▶ [DIRECTIVE] Using the material below, copy every line where "page" appears.

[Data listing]
= = = = = = =
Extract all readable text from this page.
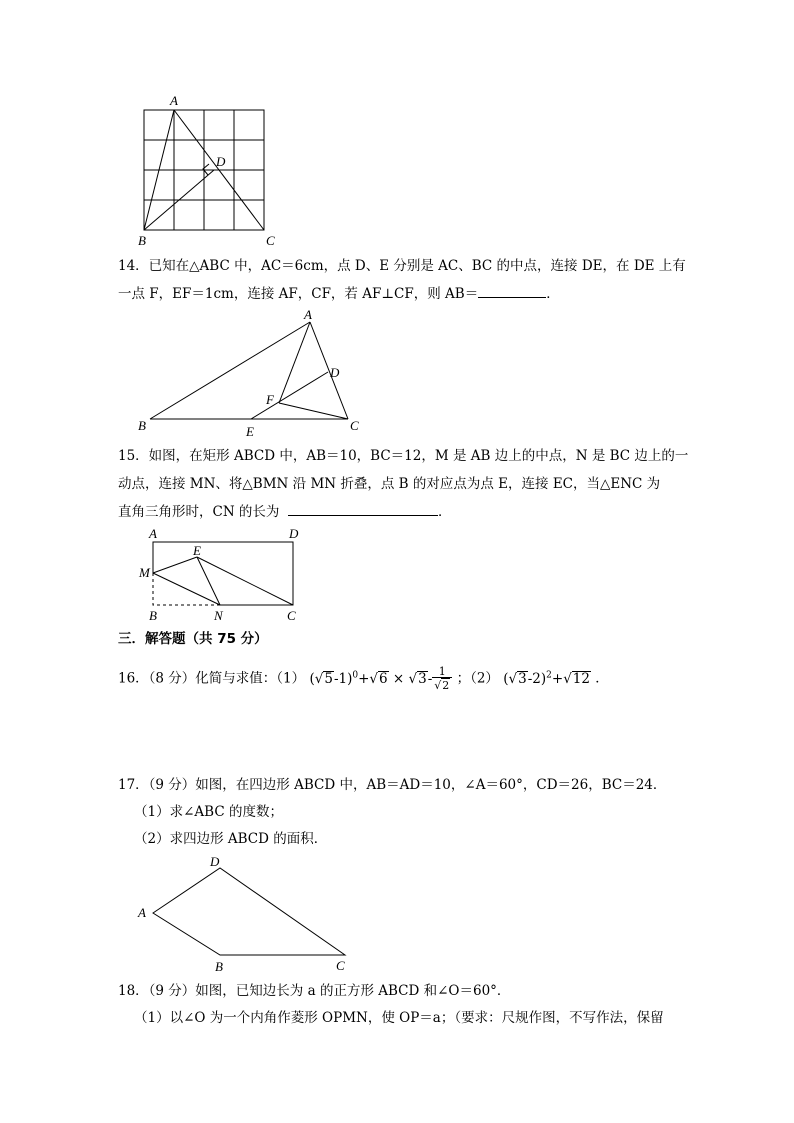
A
D
B	C
14．已知在△ABC 中，AC＝6cm，点 D、E 分别是 AC、BC 的中点，连接 DE，在 DE 上有
一点 F，EF＝1cm，连接 AF，CF，若 AF⊥CF，则 AB＝	．
A
D
F
B	E	C
15．如图，在矩形 ABCD 中，AB＝10，BC＝12，M 是 AB 边上的中点，N 是 BC 边上的一
动点，连接 MN、将△BMN 沿 MN 折叠，点 B 的对应点为点 E，连接 EC，当△ENC 为
直角三角形时，CN 的长为	．
A	D
E
M
B	N	C
三．解答题（共 75 分）
16．（8 分）化简与求值：（1） $(√5-1)^0+√6 \times √3- \frac{1}{√2}$ ；（2） $(√3-2)^2+√12$ ．
17．（9 分）如图，在四边形 ABCD 中，AB＝AD＝10，∠A＝60°，CD＝26，BC＝24．
（1）求∠ABC 的度数；
（2）求四边形 ABCD 的面积．
D
A
B	C
18．（9 分）如图，已知边长为 a 的正方形 ABCD 和∠O＝60°．
（1）以∠O 为一个内角作菱形 OPMN，使 OP＝a；（要求：尺规作图，不写作法，保留
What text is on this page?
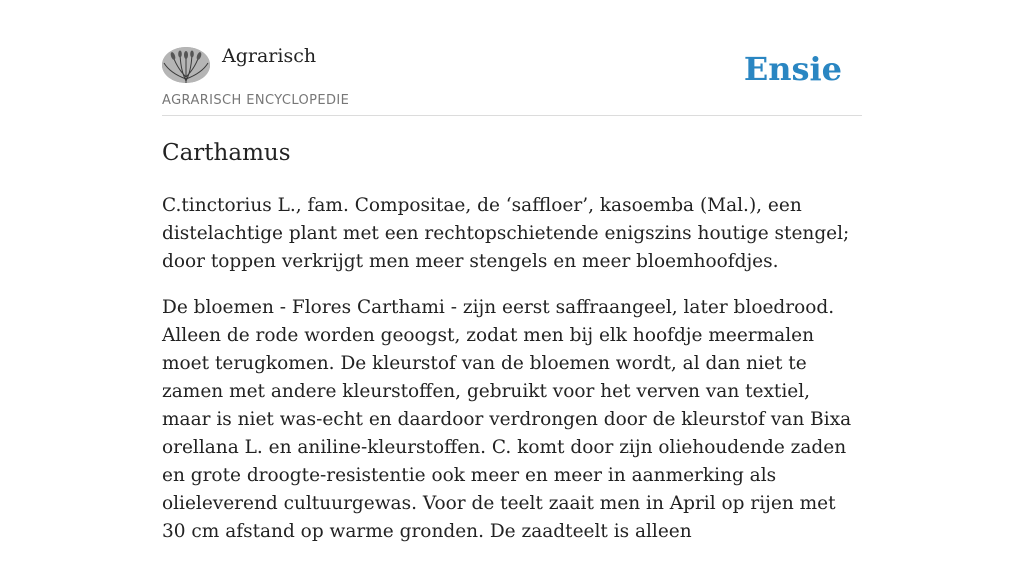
Agrarisch
AGRARISCH ENCYCLOPEDIE
Ensie
Carthamus

C.tinctorius L., fam. Compositae, de ‘saffloer’, kasoemba (Mal.), een distelachtige plant met een rechtopschietende enigszins houtige stengel; door toppen verkrijgt men meer stengels en meer bloemhoofdjes.

De bloemen - Flores Carthami - zijn eerst saffraangeel, later bloedrood. Alleen de rode worden geoogst, zodat men bij elk hoofdje meermalen moet terugkomen. De kleurstof van de bloemen wordt, al dan niet te zamen met andere kleurstoffen, gebruikt voor het verven van textiel, maar is niet was-echt en daardoor verdrongen door de kleurstof van Bixa orellana L. en aniline-kleurstoffen. C. komt door zijn oliehoudende zaden en grote droogte-resistentie ook meer en meer in aanmerking als olieleverend cultuurgewas. Voor de teelt zaait men in April op rijen met 30 cm afstand op warme gronden. De zaadteelt is alleen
= = = = = = =
▶ [WRITTEN ANSWER]
Extract all readable text from this page.
What text is on this page?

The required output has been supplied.